◆ **Working data**:
━━━━━━━━

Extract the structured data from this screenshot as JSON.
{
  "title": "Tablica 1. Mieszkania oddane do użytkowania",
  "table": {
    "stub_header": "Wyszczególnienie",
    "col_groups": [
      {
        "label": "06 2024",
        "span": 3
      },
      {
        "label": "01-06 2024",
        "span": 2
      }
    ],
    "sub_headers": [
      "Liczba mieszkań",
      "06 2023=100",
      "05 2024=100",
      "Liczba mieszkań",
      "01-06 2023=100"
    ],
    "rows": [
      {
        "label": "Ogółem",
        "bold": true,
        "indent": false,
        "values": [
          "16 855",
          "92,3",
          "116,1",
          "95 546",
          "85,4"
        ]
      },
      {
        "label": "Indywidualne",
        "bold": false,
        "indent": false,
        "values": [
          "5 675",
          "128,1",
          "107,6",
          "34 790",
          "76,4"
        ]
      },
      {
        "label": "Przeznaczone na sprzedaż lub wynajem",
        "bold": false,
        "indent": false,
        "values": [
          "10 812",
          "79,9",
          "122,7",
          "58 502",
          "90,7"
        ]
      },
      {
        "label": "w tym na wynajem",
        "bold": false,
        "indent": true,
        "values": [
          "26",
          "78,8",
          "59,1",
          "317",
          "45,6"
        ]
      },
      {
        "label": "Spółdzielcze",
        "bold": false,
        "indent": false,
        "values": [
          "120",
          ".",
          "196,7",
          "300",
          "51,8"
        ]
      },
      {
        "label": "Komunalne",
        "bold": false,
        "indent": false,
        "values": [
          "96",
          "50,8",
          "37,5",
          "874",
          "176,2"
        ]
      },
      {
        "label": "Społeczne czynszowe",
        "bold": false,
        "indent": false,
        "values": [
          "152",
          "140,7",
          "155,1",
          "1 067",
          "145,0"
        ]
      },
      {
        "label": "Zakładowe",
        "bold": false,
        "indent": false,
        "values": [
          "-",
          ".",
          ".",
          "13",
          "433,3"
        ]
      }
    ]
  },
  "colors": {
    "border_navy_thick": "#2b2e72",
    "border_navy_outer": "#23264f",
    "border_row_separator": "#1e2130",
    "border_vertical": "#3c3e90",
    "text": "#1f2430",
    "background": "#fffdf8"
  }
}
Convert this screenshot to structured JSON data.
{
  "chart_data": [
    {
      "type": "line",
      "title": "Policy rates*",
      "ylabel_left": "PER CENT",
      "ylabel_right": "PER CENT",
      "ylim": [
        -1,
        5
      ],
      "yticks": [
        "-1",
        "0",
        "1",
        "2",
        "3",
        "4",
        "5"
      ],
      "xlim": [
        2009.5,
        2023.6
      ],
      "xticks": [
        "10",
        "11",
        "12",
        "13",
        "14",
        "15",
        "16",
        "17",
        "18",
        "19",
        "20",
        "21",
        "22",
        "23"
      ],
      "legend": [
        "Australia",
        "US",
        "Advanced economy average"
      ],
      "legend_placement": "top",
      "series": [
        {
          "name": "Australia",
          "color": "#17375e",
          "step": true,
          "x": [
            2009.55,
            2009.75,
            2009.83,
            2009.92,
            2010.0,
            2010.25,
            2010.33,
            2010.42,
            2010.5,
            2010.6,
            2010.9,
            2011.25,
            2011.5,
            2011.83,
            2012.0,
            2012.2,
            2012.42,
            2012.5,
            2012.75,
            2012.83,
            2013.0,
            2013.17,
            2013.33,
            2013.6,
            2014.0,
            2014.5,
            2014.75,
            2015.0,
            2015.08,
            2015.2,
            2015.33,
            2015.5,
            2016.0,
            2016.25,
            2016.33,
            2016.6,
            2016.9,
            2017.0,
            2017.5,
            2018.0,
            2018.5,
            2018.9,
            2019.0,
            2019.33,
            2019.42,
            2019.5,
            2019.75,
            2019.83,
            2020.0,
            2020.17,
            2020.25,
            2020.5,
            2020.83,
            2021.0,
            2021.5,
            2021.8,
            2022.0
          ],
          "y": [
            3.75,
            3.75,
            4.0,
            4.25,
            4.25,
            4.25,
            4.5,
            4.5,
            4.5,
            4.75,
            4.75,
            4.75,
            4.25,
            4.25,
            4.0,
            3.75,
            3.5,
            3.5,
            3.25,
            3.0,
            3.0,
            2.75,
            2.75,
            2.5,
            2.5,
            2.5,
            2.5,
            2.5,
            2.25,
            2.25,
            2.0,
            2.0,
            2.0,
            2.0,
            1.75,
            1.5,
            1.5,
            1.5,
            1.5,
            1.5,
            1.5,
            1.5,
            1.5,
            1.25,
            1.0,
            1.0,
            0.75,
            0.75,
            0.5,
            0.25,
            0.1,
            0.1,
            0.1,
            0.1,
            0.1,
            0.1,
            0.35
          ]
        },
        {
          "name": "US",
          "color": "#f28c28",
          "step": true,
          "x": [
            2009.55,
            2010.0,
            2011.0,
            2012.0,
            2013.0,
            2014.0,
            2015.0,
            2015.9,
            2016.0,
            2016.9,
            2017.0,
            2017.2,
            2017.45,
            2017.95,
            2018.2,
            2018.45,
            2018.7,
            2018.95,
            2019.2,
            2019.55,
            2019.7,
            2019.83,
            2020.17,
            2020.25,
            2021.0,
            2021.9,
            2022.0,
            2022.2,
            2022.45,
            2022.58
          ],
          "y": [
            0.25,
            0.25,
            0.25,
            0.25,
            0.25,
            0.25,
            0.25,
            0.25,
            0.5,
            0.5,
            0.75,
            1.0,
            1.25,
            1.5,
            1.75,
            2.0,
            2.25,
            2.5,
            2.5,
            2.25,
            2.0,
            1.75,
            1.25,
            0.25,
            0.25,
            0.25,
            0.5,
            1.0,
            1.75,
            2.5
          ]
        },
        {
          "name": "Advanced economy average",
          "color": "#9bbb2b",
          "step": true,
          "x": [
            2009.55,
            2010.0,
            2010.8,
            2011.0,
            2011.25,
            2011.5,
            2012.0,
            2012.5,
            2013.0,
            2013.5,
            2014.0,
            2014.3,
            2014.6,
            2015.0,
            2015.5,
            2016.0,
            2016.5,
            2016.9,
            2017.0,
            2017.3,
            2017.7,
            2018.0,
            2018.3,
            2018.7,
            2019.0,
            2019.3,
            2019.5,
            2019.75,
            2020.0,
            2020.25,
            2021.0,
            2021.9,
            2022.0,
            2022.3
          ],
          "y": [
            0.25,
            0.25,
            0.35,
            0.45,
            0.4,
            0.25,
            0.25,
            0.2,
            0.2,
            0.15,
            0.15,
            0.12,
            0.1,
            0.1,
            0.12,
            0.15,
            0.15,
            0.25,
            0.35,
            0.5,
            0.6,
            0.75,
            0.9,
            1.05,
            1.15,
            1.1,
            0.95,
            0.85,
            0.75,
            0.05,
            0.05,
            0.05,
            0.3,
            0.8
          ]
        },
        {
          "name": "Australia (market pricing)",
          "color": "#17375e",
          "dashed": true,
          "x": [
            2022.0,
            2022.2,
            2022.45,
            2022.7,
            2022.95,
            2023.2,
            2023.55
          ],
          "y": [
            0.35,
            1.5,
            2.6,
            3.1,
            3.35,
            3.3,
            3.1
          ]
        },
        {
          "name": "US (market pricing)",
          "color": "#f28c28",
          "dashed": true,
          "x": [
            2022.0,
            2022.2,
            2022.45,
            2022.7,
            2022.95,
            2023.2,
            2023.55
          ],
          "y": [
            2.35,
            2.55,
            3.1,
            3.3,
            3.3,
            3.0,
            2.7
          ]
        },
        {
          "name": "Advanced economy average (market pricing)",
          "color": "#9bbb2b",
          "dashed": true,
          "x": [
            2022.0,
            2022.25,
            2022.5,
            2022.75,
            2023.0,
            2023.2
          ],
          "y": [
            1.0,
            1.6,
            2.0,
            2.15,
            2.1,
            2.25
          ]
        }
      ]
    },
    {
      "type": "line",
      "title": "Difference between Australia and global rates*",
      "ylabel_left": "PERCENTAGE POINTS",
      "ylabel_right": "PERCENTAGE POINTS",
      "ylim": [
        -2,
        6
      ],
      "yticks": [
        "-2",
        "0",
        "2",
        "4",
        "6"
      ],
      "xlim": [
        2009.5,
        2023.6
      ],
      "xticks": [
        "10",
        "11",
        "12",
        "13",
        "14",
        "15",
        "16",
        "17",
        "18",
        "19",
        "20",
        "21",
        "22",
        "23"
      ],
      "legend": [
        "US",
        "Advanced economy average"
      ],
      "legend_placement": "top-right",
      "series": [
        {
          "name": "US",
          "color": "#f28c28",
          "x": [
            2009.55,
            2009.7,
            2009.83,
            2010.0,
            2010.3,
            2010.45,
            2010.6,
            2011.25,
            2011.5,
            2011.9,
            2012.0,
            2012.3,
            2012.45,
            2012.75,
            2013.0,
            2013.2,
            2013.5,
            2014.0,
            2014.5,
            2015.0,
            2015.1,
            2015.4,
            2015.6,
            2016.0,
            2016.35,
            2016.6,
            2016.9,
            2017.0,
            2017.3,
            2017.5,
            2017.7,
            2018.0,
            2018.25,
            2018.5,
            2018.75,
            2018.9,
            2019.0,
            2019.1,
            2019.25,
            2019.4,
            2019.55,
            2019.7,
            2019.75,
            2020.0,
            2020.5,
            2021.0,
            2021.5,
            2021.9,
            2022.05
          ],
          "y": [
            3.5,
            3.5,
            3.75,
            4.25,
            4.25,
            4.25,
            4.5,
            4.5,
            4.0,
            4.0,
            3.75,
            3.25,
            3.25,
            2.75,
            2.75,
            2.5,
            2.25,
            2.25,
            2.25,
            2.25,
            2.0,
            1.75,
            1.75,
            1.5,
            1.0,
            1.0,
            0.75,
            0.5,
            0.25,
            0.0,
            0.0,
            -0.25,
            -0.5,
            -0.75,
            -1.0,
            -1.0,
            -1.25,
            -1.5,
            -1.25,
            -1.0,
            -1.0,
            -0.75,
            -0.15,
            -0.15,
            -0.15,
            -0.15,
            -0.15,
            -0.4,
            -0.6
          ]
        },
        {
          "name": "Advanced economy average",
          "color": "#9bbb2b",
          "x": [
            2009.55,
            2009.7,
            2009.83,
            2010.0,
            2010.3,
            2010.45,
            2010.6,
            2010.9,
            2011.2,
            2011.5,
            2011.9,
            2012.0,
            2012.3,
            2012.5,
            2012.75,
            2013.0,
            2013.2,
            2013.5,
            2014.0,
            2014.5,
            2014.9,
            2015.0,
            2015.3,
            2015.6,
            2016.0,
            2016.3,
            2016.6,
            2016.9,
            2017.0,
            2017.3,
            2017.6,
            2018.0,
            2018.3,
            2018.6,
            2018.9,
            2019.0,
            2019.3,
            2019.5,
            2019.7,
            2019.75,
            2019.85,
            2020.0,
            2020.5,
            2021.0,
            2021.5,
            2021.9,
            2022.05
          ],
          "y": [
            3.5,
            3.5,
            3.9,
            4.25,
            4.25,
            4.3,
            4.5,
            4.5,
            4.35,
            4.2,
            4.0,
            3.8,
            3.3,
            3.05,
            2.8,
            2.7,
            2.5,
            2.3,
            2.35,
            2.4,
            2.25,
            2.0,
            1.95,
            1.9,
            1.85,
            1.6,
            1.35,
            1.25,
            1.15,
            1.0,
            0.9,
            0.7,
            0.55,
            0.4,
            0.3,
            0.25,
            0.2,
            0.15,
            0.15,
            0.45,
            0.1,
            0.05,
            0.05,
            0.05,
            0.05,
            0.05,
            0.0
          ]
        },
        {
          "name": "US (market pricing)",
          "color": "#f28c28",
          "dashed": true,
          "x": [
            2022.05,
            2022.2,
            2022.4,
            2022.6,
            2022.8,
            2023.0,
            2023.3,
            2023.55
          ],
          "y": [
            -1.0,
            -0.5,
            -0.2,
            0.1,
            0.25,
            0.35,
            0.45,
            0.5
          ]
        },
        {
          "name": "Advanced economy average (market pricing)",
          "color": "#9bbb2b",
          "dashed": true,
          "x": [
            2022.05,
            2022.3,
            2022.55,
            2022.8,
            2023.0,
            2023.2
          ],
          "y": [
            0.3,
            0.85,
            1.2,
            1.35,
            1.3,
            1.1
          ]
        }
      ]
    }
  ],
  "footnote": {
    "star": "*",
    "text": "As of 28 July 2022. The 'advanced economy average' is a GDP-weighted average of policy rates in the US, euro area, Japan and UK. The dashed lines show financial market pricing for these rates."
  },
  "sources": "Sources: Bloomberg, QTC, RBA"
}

━━━━━━━━

◆ **Given request**: Determine how many lines contain the word "Australia" and reply with that number alone.

◆ **Full solution**: 4